» INSTRUCTIONS TO FOLLOW:
In the entries below, find every line holding the string "Розділ" and collect it.

══════════════════════════════

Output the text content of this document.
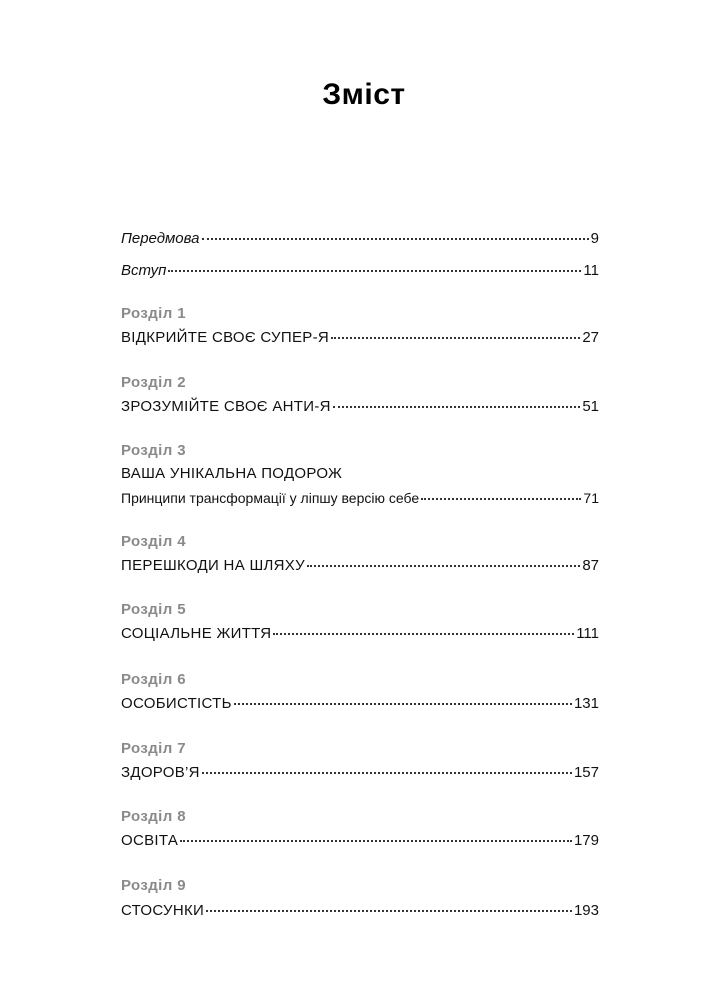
Зміст
Передмова	9
Вступ	11
Розділ 1
ВІДКРИЙТЕ СВОЄ СУПЕР-Я	27
Розділ 2
ЗРОЗУМІЙТЕ СВОЄ АНТИ-Я	51
Розділ 3
ВАША УНІКАЛЬНА ПОДОРОЖ
Принципи трансформації у ліпшу версію себе	71
Розділ 4
ПЕРЕШКОДИ НА ШЛЯХУ	87
Розділ 5
СОЦІАЛЬНЕ ЖИТТЯ	111
Розділ 6
ОСОБИСТІСТЬ	131
Розділ 7
ЗДОРОВ’Я	157
Розділ 8
ОСВІТА	179
Розділ 9
СТОСУНКИ	193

══════════════════════════════

» FINAL RESULT:
Розділ 1
Розділ 2
Розділ 3
Розділ 4
Розділ 5
Розділ 6
Розділ 7
Розділ 8
Розділ 9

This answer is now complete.